▶ [OBJECTIVE]
Transcribe all of the material exactly.

Figure content listings:
• • • • •

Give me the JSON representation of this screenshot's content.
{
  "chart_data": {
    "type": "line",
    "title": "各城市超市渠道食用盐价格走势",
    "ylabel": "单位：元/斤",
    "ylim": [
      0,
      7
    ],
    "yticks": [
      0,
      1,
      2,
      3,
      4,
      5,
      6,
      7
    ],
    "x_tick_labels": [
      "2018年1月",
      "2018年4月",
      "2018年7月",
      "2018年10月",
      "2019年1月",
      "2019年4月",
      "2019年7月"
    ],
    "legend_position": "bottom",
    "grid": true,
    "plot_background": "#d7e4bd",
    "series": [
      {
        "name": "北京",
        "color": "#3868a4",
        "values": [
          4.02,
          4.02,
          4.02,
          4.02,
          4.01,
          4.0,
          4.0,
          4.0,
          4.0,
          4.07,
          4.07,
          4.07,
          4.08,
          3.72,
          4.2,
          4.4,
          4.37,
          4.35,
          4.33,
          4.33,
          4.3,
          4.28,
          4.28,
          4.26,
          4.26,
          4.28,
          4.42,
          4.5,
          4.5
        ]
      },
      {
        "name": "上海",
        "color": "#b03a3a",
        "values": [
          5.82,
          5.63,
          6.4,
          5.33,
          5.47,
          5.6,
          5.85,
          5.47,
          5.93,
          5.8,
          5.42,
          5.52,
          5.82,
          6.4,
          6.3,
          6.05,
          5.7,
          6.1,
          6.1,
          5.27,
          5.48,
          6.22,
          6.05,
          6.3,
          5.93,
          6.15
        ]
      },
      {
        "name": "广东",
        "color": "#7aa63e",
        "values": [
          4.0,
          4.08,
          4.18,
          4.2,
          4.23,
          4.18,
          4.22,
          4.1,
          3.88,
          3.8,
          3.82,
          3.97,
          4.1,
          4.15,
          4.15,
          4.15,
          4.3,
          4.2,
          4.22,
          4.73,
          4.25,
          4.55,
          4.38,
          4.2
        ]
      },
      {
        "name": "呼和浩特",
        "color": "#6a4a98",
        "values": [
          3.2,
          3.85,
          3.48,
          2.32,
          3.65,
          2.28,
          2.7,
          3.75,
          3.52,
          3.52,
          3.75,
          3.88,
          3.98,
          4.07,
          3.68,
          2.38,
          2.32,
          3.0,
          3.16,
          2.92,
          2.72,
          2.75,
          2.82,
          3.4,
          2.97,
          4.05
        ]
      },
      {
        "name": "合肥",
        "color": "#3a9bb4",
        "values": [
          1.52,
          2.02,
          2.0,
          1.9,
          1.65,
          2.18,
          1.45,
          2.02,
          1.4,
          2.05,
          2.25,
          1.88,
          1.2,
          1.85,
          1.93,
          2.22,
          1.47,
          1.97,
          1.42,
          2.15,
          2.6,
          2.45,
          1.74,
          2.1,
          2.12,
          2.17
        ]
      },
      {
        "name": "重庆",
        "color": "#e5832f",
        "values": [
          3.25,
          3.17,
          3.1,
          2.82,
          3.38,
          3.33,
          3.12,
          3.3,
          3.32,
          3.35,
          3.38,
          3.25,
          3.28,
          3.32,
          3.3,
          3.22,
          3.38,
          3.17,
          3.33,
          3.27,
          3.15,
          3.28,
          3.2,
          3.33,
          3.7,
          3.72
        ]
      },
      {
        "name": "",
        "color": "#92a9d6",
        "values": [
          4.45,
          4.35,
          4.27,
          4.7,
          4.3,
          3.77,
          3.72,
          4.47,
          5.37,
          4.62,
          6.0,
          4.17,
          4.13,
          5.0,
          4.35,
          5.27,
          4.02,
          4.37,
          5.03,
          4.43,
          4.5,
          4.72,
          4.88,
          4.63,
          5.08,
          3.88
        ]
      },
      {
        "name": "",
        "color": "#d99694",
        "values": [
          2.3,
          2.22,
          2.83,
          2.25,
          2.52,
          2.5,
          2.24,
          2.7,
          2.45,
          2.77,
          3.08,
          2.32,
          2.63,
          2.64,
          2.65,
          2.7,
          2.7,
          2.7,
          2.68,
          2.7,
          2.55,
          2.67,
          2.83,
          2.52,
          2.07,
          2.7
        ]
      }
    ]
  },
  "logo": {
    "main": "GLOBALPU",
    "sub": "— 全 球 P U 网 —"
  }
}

• • • • •

▶ [EXPECTED ANSWER]
Give me the JSON representation of this screenshot's content.
{
  "chart_data": {
    "type": "line",
    "title": "各城市超市渠道食用盐价格走势",
    "ylabel": "单位：元/斤",
    "ylim": [
      0,
      7
    ],
    "yticks": [
      0,
      1,
      2,
      3,
      4,
      5,
      6,
      7
    ],
    "x_tick_labels": [
      "2018年1月",
      "2018年4月",
      "2018年7月",
      "2018年10月",
      "2019年1月",
      "2019年4月",
      "2019年7月"
    ],
    "legend_position": "bottom",
    "grid": true,
    "plot_background": "#d7e4bd",
    "series": [
      {
        "name": "北京",
        "color": "#3868a4",
        "values": [
          4.02,
          4.02,
          4.02,
          4.02,
          4.01,
          4.0,
          4.0,
          4.0,
          4.0,
          4.07,
          4.07,
          4.07,
          4.08,
          3.72,
          4.2,
          4.4,
          4.37,
          4.35,
          4.33,
          4.33,
          4.3,
          4.28,
          4.28,
          4.26,
          4.26,
          4.28,
          4.42,
          4.5,
          4.5
        ]
      },
      {
        "name": "上海",
        "color": "#b03a3a",
        "values": [
          5.82,
          5.63,
          6.4,
          5.33,
          5.47,
          5.6,
          5.85,
          5.47,
          5.93,
          5.8,
          5.42,
          5.52,
          5.82,
          6.4,
          6.3,
          6.05,
          5.7,
          6.1,
          6.1,
          5.27,
          5.48,
          6.22,
          6.05,
          6.3,
          5.93,
          6.15
        ]
      },
      {
        "name": "广东",
        "color": "#7aa63e",
        "values": [
          4.0,
          4.08,
          4.18,
          4.2,
          4.23,
          4.18,
          4.22,
          4.1,
          3.88,
          3.8,
          3.82,
          3.97,
          4.1,
          4.15,
          4.15,
          4.15,
          4.3,
          4.2,
          4.22,
          4.73,
          4.25,
          4.55,
          4.38,
          4.2
        ]
      },
      {
        "name": "呼和浩特",
        "color": "#6a4a98",
        "values": [
          3.2,
          3.85,
          3.48,
          2.32,
          3.65,
          2.28,
          2.7,
          3.75,
          3.52,
          3.52,
          3.75,
          3.88,
          3.98,
          4.07,
          3.68,
          2.38,
          2.32,
          3.0,
          3.16,
          2.92,
          2.72,
          2.75,
          2.82,
          3.4,
          2.97,
          4.05
        ]
      },
      {
        "name": "合肥",
        "color": "#3a9bb4",
        "values": [
          1.52,
          2.02,
          2.0,
          1.9,
          1.65,
          2.18,
          1.45,
          2.02,
          1.4,
          2.05,
          2.25,
          1.88,
          1.2,
          1.85,
          1.93,
          2.22,
          1.47,
          1.97,
          1.42,
          2.15,
          2.6,
          2.45,
          1.74,
          2.1,
          2.12,
          2.17
        ]
      },
      {
        "name": "重庆",
        "color": "#e5832f",
        "values": [
          3.25,
          3.17,
          3.1,
          2.82,
          3.38,
          3.33,
          3.12,
          3.3,
          3.32,
          3.35,
          3.38,
          3.25,
          3.28,
          3.32,
          3.3,
          3.22,
          3.38,
          3.17,
          3.33,
          3.27,
          3.15,
          3.28,
          3.2,
          3.33,
          3.7,
          3.72
        ]
      },
      {
        "name": "",
        "color": "#92a9d6",
        "values": [
          4.45,
          4.35,
          4.27,
          4.7,
          4.3,
          3.77,
          3.72,
          4.47,
          5.37,
          4.62,
          6.0,
          4.17,
          4.13,
          5.0,
          4.35,
          5.27,
          4.02,
          4.37,
          5.03,
          4.43,
          4.5,
          4.72,
          4.88,
          4.63,
          5.08,
          3.88
        ]
      },
      {
        "name": "",
        "color": "#d99694",
        "values": [
          2.3,
          2.22,
          2.83,
          2.25,
          2.52,
          2.5,
          2.24,
          2.7,
          2.45,
          2.77,
          3.08,
          2.32,
          2.63,
          2.64,
          2.65,
          2.7,
          2.7,
          2.7,
          2.68,
          2.7,
          2.55,
          2.67,
          2.83,
          2.52,
          2.07,
          2.7
        ]
      }
    ]
  },
  "logo": {
    "main": "GLOBALPU",
    "sub": "— 全 球 P U 网 —"
  }
}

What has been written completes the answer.